WORK ORDER -> Bring together every line in the data that includes "nueva".

RECORDS SHOWN ->
◆ ◆ ◆ ◆ ◆

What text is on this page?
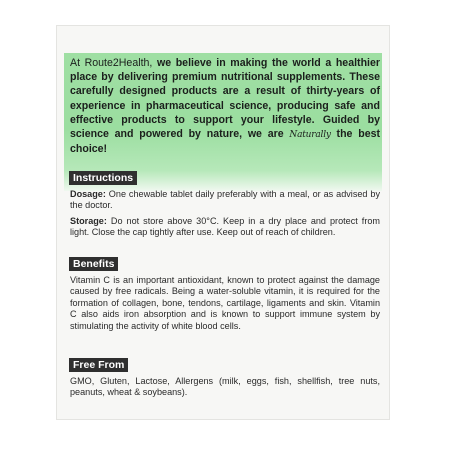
At Route2Health, we believe in making the world a healthier place by delivering premium nutritional supplements. These carefully designed products are a result of thirty-years of experience in pharmaceutical science, producing safe and effective products to support your lifestyle. Guided by science and powered by nature, we are Naturally the best choice!
Instructions
Dosage: One chewable tablet daily preferably with a meal, or as advised by the doctor.
Storage: Do not store above 30°C. Keep in a dry place and protect from light. Close the cap tightly after use. Keep out of reach of children.
Benefits
Vitamin C is an important antioxidant, known to protect against the damage caused by free radicals. Being a water-soluble vitamin, it is required for the formation of collagen, bone, tendons, cartilage, ligaments and skin. Vitamin C also aids iron absorption and is known to support immune system by stimulating the activity of white blood cells.
Free From
GMO, Gluten, Lactose, Allergens (milk, eggs, fish, shellfish, tree nuts, peanuts, wheat & soybeans).
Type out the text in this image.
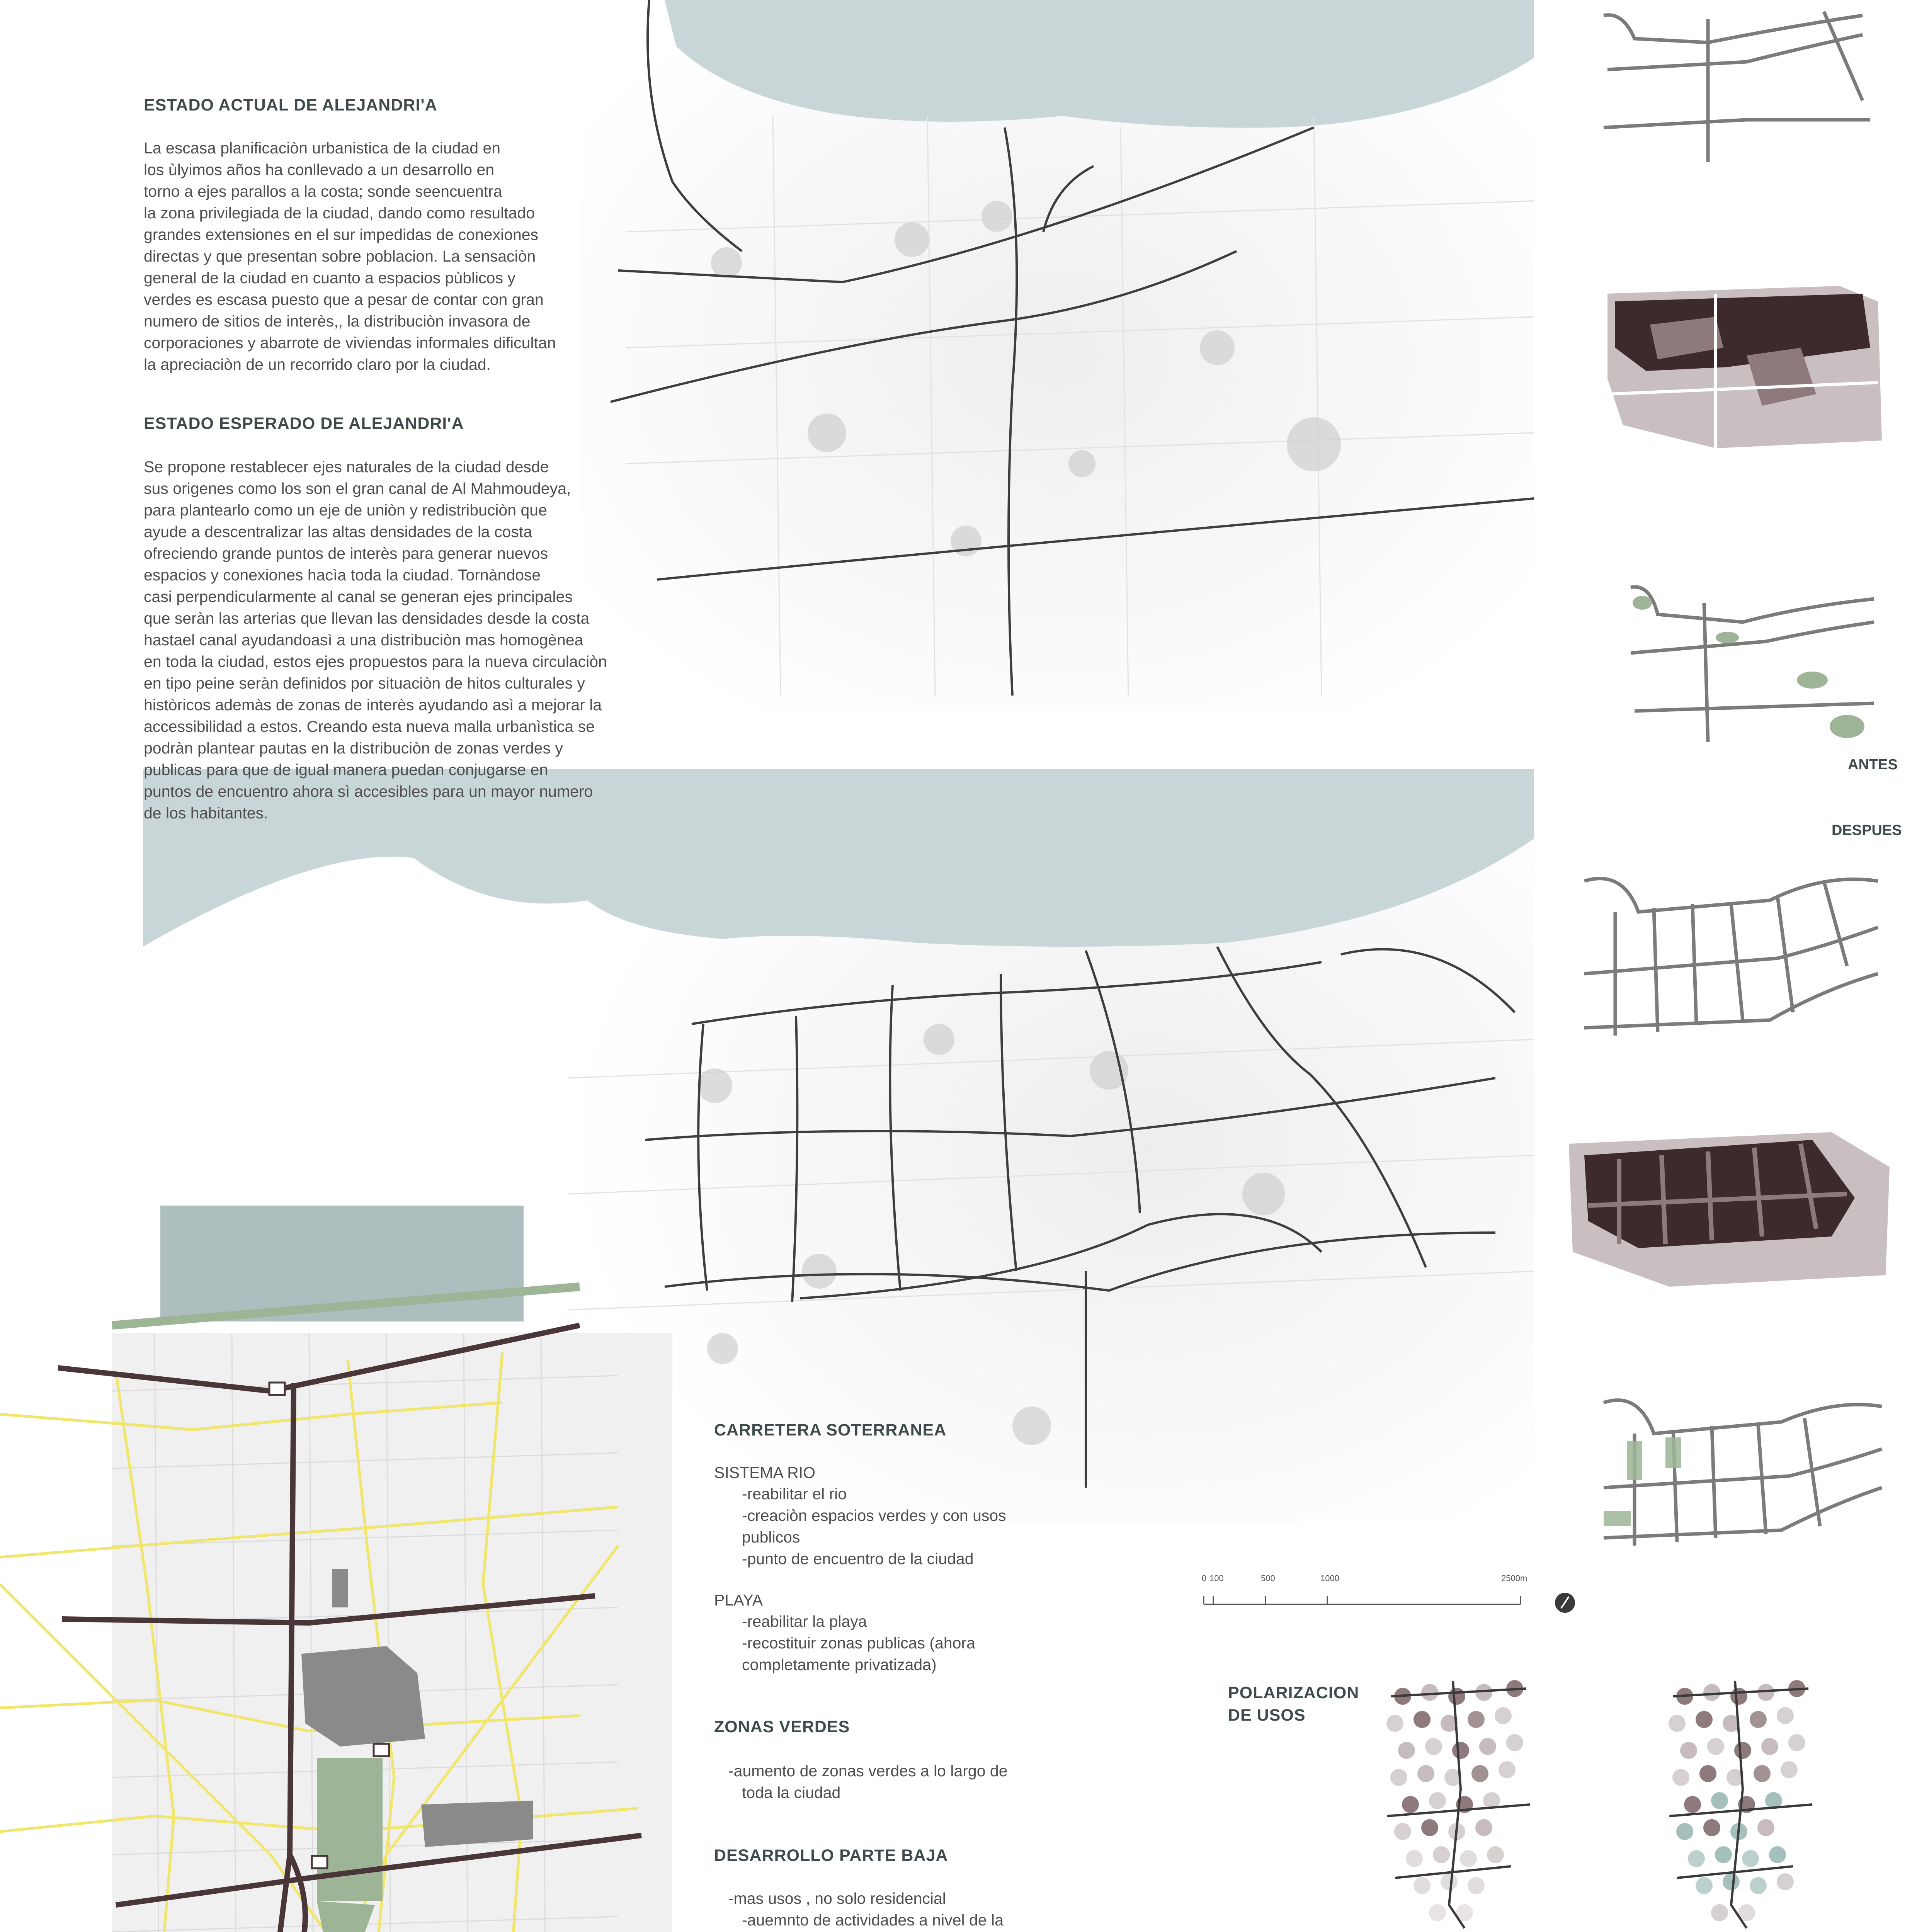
ESTADO ACTUAL DE ALEJANDRI'A
La escasa planificaciòn urbanistica de la ciudad en
los ùlyimos años ha conllevado a un desarrollo en
torno a ejes parallos a la costa; sonde seencuentra
la zona privilegiada de la ciudad, dando como resultado
grandes extensiones en el sur impedidas de conexiones
directas y que presentan sobre poblacion. La sensaciòn
general de la ciudad en cuanto a espacios pùblicos y
verdes es escasa puesto que a pesar de contar con gran
numero de sitios de interès,, la distribuciòn invasora de
corporaciones y abarrote de viviendas informales dificultan
la apreciaciòn de un recorrido claro por la ciudad.
ESTADO ESPERADO DE ALEJANDRI'A
Se propone restablecer ejes naturales de la ciudad desde
sus origenes como los son el gran canal de Al Mahmoudeya,
para plantearlo como un eje de uniòn y redistribuciòn que
ayude a descentralizar las altas densidades de la costa
ofreciendo grande puntos de interès para generar nuevos
espacios y conexiones hacìa toda la ciudad. Tornàndose
casi perpendicularmente al canal se generan ejes principales
que seràn las arterias que llevan las densidades desde la costa
hastael canal ayudandoasì a una distribuciòn mas homogènea
en toda la ciudad, estos ejes propuestos para la nueva circulaciòn
en tipo peine seràn definidos por situaciòn de hitos culturales y
històricos ademàs de zonas de interès ayudando asì a mejorar la
accessibilidad a estos. Creando esta nueva malla urbanìstica se
podràn plantear pautas en la distribuciòn de zonas verdes y
publicas para que de igual manera puedan conjugarse en
puntos de encuentro ahora sì accesibles para un mayor numero
de los habitantes.
ANTES
DESPUES
0 100	500	1000	2500m
CARRETERA SOTERRANEA
SISTEMA RIO
-reabilitar el rio
-creaciòn espacios verdes y con usos
publicos
-punto de encuentro de la ciudad
PLAYA
-reabilitar la playa
-recostituir zonas publicas (ahora
completamente privatizada)
ZONAS VERDES
-aumento de zonas verdes a lo largo de
toda la ciudad
DESARROLLO PARTE BAJA
-mas usos , no solo residencial
-auemnto de actividades a nivel de la
POLARIZACION
DE USOS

◆ ◆ ◆ ◆ ◆

ANSWER AREA ->
en toda la ciudad, estos ejes propuestos para la nueva circulaciòn
accessibilidad a estos. Creando esta nueva malla urbanìstica se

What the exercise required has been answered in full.